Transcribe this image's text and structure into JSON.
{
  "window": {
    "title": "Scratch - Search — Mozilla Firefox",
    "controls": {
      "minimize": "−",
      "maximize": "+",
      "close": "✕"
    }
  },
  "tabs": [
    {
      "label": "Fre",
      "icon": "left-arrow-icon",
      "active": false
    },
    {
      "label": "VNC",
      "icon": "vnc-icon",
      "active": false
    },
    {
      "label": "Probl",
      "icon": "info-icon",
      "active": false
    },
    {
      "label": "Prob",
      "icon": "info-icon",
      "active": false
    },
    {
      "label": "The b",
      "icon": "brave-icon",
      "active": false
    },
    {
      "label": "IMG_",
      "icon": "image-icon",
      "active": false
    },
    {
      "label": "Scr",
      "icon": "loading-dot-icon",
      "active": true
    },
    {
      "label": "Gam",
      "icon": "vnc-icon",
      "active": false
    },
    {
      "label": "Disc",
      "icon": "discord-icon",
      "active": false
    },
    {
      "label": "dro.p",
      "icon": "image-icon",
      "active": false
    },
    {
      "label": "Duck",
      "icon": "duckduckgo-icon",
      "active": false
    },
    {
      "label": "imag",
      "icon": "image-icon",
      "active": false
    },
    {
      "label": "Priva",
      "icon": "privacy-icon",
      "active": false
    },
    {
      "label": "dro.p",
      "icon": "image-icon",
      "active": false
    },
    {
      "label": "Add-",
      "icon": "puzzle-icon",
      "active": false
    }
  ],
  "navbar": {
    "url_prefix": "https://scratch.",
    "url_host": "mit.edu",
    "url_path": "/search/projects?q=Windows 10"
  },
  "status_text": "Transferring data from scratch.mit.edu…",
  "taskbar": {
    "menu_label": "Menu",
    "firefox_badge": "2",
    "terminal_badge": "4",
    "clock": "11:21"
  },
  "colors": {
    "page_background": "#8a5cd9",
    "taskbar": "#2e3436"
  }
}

WHAT YOU NEED TO DO: Generate an exact reproduction of all entries.

EXERCISE RESULT:
Transcribe this image's text and structure into JSON.
{
  "window": {
    "title": "Scratch - Search — Mozilla Firefox",
    "controls": {
      "minimize": "−",
      "maximize": "+",
      "close": "✕"
    }
  },
  "tabs": [
    {
      "label": "Fre",
      "icon": "left-arrow-icon",
      "active": false
    },
    {
      "label": "VNC",
      "icon": "vnc-icon",
      "active": false
    },
    {
      "label": "Probl",
      "icon": "info-icon",
      "active": false
    },
    {
      "label": "Prob",
      "icon": "info-icon",
      "active": false
    },
    {
      "label": "The b",
      "icon": "brave-icon",
      "active": false
    },
    {
      "label": "IMG_",
      "icon": "image-icon",
      "active": false
    },
    {
      "label": "Scr",
      "icon": "loading-dot-icon",
      "active": true
    },
    {
      "label": "Gam",
      "icon": "vnc-icon",
      "active": false
    },
    {
      "label": "Disc",
      "icon": "discord-icon",
      "active": false
    },
    {
      "label": "dro.p",
      "icon": "image-icon",
      "active": false
    },
    {
      "label": "Duck",
      "icon": "duckduckgo-icon",
      "active": false
    },
    {
      "label": "imag",
      "icon": "image-icon",
      "active": false
    },
    {
      "label": "Priva",
      "icon": "privacy-icon",
      "active": false
    },
    {
      "label": "dro.p",
      "icon": "image-icon",
      "active": false
    },
    {
      "label": "Add-",
      "icon": "puzzle-icon",
      "active": false
    }
  ],
  "navbar": {
    "url_prefix": "https://scratch.",
    "url_host": "mit.edu",
    "url_path": "/search/projects?q=Windows 10"
  },
  "status_text": "Transferring data from scratch.mit.edu…",
  "taskbar": {
    "menu_label": "Menu",
    "firefox_badge": "2",
    "terminal_badge": "4",
    "clock": "11:21"
  },
  "colors": {
    "page_background": "#8a5cd9",
    "taskbar": "#2e3436"
  }
}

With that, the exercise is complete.